§ **Extrait choisi**
»»

La voie de la libération
3.2. Le hînayâna, voie de la discipline
3.2.4. Les composantes et les résultantes des actes
«La variété des karmas fait la diversité des êtres.»
Karmashatâkasûtra.
Nous avons déjà évoqué les relations entre les passions et les états de conscience du samsâra1Voir supra Les six mondes.; les notions de karma collectif et de karma individuel, ainsi que celles de karma inducteur d’une naissance et de karma complémentaire dans celle-ci2Voir supra Le jeu de l’illusion.. Nous venons de voir dans les chapitres précédents les différents types de résultats karmiques : la conséquence dominante, puis les prédispositions conformes à l’acte initial, conformes à l’expérience initialement subie, et relatives à l’environnement. Nous allons maintenant envisager des compositions de karma intervenant dans la spécificité et l’intensité des résultats.
Différences qualitatives et quantitatives
D’abord, si chacune des six passions engendre bien le karma spécifique correspondant à la naissance dans l’un des mondes du samsâra, l’intensité globale du karma détermine aussi cette naissance. Ainsi un karma globalement négatif et de grande force, fruit d’une accumulation de nombreux actes nuisibles, conduit en un état infernal ; un karma globalement négatif et de force moyenne, à celui d’esprit avide, et un karma globalement négatif et de force moindre à la condition animale. À l’inverse, si un karma est à dominante positive, naissance sera prise, suivant sa force, dans l’un des trois mondes supérieurs.
La force d’un acte spécifique, sain ou malsain, et celle de ses suites malheureuses ou heureuses dépendent aussi de la qualité de celui vers qui, ou de ce que vers quoi l’acte est dirigé. De plus, dans l’acte proprement dit, la présence et l’absence de plusieurs facteurs interviennent. Ainsi, la force d’un karma dépend de l’intention de l’accomplir, du passage à l’acte, de sa réalisation effective et du sentiment éprouvé par rapport à celui-ci après son accomplissement.
Prenons un exemple : la force du karma et les conséquences de l’action de tuer seront à leur maximum dans le regroupement de plusieurs facteurs, qui sont : la qualité spirituelle de la victime3Par exemple, la colère ou la haine qui font tuer un être éveillé, sage et compatissant, contiennent beaucoup plus d’agressivité que s’il s’agit d’un être ordinaire. Aussi, tuer un être éveillé fait-il plus de tort que de tuer un être ordinaire !, l’intention d’accomplir l’acte, la préméditation du meurtre, la tentative d’homicide, le succès de celui-ci, la mort effective, la satisfaction de son accomplissement et le contentement d’avoir tué. La présence de ces quatre ou cinq éléments donne une force maximale au karma ; quand il en manque un, deux ou trois, son intensité et ses conséquences en sont diminuées d’autant.

««

§ **Segment de données**

»»

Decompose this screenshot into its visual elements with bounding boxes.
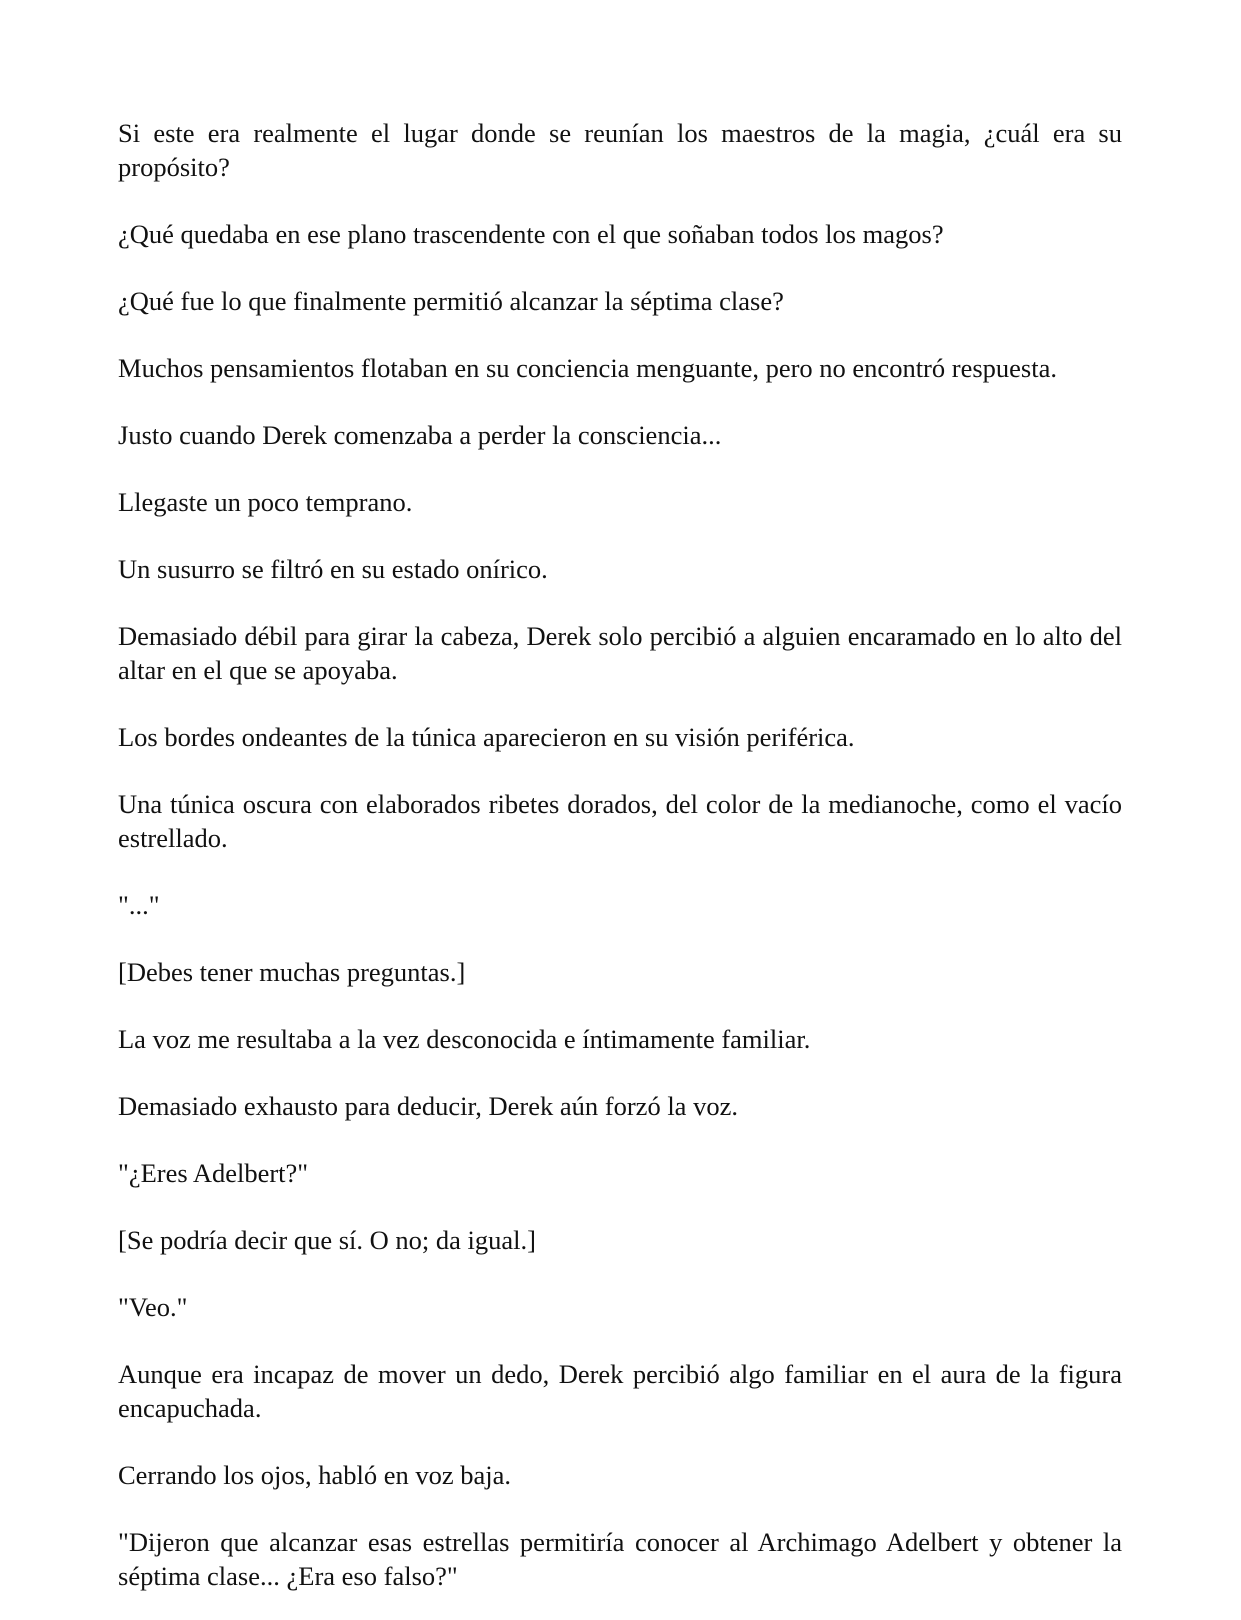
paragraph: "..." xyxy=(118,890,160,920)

««

§ **Consigne**
Selon l'extrait choisi, pourquoi tuer un être éveillé fait-il plus de tort que tuer un être ordinaire ? Répondez en une à trois phrases.

§ **Réponse**
La colère ou la haine qui poussent à tuer un être éveillé, sage et compatissant contiennent beaucoup plus d'agressivité que s'il s'agit d'un être ordinaire. C'est pourquoi la qualité spirituelle de la victime compte parmi les facteurs qui renforcent la force du karma et les conséquences du meurtre.